┌────────

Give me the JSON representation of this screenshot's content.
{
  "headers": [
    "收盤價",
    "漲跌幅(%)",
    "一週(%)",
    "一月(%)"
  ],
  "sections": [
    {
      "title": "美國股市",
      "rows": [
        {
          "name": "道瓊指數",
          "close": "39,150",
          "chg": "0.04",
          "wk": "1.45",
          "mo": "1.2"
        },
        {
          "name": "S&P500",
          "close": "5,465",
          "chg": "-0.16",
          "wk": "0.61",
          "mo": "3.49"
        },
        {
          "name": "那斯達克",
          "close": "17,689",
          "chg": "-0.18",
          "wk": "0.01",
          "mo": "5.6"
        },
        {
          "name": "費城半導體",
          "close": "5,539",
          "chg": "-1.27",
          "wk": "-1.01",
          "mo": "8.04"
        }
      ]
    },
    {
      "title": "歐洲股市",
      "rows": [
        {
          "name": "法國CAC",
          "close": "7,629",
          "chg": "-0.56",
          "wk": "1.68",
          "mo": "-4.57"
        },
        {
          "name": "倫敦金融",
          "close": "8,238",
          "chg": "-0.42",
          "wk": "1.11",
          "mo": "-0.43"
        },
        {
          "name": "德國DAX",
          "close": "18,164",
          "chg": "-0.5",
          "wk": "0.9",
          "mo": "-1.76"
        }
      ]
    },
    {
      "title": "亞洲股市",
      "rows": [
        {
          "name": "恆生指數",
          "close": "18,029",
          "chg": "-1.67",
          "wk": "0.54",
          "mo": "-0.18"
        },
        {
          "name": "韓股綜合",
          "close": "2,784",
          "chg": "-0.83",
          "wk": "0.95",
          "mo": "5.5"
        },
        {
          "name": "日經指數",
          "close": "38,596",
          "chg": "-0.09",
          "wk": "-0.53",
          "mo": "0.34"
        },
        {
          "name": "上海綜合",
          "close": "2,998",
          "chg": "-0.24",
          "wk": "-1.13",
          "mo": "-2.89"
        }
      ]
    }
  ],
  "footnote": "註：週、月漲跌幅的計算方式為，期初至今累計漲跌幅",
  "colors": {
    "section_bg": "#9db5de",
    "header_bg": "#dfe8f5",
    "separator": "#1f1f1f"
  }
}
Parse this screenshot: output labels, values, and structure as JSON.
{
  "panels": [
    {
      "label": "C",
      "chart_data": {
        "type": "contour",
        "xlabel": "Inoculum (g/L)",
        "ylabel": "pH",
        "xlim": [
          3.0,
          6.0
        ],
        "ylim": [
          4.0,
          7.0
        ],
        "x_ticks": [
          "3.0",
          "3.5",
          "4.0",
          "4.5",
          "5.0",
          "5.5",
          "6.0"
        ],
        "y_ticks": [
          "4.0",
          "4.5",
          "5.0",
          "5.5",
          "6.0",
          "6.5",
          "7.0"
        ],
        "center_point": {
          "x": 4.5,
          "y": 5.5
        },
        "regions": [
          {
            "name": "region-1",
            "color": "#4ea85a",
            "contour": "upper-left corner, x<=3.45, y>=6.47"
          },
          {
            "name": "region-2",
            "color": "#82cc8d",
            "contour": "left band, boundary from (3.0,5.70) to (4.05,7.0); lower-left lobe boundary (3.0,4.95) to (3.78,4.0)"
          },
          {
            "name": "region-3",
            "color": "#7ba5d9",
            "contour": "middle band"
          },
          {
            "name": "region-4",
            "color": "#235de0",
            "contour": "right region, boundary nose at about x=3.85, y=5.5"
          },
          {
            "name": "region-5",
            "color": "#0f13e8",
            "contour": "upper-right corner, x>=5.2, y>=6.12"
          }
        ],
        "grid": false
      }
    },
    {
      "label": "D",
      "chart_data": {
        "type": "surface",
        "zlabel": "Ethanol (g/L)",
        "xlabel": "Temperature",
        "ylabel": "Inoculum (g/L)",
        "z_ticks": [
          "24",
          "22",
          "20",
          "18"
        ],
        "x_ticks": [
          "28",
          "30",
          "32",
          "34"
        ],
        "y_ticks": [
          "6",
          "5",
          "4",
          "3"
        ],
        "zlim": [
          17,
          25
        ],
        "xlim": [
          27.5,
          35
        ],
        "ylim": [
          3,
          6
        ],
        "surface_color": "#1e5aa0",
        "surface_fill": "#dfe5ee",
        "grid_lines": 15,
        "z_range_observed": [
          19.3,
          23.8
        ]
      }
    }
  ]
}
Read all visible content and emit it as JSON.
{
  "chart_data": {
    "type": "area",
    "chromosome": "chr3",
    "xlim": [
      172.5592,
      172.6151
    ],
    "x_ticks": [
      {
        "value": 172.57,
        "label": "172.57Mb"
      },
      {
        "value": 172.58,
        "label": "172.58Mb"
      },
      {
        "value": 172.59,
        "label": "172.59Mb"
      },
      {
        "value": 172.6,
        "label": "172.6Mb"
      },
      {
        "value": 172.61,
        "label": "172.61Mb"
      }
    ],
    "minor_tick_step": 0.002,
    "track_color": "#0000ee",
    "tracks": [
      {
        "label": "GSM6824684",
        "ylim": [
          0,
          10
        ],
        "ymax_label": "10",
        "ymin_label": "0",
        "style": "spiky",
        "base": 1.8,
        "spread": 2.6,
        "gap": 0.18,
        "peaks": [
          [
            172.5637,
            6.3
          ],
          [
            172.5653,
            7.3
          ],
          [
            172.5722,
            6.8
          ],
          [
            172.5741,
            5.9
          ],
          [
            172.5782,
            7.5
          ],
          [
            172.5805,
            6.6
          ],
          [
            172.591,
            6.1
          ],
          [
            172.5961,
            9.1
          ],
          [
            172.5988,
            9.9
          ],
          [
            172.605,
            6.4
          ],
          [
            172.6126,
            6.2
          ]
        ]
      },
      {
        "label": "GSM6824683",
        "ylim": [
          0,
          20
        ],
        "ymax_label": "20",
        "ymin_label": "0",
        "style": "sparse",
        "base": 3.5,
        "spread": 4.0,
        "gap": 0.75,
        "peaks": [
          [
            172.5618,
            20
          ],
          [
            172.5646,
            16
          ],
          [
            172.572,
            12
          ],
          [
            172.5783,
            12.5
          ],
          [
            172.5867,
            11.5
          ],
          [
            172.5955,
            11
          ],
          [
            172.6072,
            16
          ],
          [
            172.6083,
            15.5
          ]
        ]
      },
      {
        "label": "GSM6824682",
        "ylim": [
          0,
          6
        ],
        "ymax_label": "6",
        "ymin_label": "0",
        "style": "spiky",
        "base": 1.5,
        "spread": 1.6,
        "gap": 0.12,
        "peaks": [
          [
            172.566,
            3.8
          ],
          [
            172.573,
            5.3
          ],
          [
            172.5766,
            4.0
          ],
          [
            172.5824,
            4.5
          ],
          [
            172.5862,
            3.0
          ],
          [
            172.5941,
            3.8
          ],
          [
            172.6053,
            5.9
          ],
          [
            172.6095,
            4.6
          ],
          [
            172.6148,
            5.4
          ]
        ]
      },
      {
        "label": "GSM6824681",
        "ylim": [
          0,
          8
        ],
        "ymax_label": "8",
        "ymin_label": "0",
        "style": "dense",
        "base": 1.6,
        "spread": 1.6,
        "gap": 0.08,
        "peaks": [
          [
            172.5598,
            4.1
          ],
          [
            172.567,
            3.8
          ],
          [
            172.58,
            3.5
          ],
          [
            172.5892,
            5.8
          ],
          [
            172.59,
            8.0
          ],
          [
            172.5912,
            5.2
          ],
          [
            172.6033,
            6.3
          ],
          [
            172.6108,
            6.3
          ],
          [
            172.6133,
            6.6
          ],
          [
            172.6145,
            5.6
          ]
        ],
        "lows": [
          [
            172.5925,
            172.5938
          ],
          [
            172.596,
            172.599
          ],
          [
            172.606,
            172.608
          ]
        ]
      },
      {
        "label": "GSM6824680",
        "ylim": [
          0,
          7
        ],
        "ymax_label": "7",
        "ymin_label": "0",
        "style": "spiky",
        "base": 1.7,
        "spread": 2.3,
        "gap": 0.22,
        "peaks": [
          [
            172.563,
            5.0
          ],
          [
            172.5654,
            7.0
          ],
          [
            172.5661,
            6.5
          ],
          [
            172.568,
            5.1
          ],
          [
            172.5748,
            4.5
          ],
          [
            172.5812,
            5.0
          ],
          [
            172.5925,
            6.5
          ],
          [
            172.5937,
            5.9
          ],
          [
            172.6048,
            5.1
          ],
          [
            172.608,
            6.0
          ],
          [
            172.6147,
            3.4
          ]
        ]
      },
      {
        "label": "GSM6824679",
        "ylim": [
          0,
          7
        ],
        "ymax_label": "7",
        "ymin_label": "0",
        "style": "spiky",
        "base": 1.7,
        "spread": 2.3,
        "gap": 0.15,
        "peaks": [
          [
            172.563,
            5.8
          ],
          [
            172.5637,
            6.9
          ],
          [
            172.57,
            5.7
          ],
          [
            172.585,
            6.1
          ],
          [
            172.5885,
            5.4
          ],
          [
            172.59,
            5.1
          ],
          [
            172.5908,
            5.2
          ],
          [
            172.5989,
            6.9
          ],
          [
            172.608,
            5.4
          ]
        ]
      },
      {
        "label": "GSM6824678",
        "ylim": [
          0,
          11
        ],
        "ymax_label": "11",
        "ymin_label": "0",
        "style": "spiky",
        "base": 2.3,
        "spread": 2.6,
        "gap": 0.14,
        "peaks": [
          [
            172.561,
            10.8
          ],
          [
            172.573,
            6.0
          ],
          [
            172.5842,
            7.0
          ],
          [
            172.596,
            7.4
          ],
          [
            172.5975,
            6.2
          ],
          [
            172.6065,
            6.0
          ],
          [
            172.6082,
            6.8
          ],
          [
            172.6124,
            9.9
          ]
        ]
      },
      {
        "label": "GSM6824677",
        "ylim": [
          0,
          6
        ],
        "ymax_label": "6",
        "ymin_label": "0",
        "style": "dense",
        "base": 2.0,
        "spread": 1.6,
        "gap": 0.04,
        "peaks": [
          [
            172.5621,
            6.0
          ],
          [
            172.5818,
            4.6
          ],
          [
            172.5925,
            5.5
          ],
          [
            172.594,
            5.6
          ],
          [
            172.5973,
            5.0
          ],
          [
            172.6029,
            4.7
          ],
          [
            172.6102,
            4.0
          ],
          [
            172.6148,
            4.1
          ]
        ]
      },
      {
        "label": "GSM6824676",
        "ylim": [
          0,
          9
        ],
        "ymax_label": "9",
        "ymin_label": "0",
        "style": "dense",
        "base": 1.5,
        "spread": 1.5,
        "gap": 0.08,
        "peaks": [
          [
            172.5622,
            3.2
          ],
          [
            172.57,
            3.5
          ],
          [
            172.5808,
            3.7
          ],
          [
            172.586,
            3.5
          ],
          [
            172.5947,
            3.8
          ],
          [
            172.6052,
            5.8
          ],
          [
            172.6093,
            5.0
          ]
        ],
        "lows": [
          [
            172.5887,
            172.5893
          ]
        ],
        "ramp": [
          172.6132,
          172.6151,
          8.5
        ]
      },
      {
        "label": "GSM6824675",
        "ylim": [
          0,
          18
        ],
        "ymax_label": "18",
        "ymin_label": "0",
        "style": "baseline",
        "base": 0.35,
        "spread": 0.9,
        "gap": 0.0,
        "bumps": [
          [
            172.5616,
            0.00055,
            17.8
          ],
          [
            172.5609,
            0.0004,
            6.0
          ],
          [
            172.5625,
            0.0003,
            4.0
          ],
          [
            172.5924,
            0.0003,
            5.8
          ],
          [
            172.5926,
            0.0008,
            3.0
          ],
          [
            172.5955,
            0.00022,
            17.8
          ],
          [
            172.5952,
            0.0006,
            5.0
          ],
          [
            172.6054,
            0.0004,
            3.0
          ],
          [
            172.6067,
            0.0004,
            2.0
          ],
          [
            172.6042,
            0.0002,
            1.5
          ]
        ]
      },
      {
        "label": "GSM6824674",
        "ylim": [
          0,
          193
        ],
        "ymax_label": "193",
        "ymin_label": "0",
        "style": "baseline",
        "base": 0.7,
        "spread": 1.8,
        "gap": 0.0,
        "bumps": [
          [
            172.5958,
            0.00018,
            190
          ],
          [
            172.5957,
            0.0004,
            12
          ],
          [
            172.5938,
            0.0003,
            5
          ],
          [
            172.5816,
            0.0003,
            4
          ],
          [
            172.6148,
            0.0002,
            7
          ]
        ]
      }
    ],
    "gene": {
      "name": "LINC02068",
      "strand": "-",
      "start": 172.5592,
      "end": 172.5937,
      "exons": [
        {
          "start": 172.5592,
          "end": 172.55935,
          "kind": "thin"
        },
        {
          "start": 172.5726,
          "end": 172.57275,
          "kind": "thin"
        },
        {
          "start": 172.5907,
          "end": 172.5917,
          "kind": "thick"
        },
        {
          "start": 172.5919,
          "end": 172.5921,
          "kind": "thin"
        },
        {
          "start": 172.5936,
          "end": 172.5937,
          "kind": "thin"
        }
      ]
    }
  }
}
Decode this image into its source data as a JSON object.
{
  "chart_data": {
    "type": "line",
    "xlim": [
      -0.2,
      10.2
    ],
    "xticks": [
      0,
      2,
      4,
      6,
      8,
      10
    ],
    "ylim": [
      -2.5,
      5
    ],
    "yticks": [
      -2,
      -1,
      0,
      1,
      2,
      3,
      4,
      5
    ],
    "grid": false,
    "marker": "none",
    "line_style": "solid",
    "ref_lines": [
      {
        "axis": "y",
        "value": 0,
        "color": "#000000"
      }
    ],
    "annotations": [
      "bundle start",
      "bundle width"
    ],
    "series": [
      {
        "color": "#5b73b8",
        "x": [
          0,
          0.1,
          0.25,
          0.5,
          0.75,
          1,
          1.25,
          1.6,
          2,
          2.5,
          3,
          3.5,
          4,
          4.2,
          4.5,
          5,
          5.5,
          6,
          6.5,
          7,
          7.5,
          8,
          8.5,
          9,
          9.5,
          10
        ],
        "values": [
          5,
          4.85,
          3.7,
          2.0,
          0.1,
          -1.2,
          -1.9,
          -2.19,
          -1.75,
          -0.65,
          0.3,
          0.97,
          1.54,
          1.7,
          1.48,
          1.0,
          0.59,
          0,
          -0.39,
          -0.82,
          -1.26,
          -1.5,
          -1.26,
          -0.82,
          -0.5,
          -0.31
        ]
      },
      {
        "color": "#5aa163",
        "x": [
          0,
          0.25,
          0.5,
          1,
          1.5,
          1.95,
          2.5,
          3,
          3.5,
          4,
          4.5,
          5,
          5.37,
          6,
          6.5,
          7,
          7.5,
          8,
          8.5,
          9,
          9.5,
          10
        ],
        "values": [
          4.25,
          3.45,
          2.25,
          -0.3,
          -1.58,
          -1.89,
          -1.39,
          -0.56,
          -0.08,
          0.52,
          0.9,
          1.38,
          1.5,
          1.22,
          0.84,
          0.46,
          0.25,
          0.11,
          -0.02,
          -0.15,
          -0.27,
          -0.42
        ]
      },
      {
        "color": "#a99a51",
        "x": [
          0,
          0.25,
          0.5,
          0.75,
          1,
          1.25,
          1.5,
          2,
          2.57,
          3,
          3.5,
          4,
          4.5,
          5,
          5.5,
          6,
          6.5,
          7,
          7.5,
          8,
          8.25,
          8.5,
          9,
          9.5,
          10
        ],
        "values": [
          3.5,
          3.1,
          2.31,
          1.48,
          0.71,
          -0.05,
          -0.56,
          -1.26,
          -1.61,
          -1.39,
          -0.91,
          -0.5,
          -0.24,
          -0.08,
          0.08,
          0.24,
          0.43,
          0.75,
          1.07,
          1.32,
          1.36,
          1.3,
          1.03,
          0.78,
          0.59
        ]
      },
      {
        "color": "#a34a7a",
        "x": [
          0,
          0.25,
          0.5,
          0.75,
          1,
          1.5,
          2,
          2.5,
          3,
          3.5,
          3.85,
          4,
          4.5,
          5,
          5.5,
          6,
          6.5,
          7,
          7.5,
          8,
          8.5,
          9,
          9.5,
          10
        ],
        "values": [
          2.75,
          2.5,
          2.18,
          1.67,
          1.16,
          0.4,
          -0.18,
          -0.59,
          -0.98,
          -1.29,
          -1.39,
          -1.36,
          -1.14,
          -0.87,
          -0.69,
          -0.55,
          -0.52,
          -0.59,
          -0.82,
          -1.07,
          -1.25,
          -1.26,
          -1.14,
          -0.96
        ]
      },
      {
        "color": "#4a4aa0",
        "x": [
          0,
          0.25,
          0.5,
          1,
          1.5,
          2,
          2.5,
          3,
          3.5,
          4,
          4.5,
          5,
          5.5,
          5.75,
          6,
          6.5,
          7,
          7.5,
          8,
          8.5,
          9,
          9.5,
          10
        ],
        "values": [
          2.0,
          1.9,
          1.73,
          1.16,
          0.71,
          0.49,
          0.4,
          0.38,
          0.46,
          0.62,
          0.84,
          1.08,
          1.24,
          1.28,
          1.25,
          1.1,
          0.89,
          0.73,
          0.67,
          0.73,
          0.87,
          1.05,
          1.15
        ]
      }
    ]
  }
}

└────────

• _PROMPT_
Find every line that has "corner" in it, then return those lines.

• _RESPONSE_
            "contour": "upper-left corner, x<=3.45, y>=6.47"
            "contour": "upper-right corner, x>=5.2, y>=6.12"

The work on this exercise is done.